[Collected data]
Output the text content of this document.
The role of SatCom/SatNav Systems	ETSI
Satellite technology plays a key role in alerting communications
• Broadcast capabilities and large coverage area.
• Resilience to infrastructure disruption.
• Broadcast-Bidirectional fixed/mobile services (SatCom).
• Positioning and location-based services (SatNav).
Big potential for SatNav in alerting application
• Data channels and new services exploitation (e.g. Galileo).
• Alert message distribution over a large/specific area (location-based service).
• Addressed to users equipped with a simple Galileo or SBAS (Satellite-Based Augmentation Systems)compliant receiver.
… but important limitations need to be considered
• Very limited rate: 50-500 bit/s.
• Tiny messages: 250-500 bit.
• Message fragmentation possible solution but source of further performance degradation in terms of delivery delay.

### What you should do
Find and count the lines of the data that include the string "alerting", and report that figure by itself.

### Result for this task
2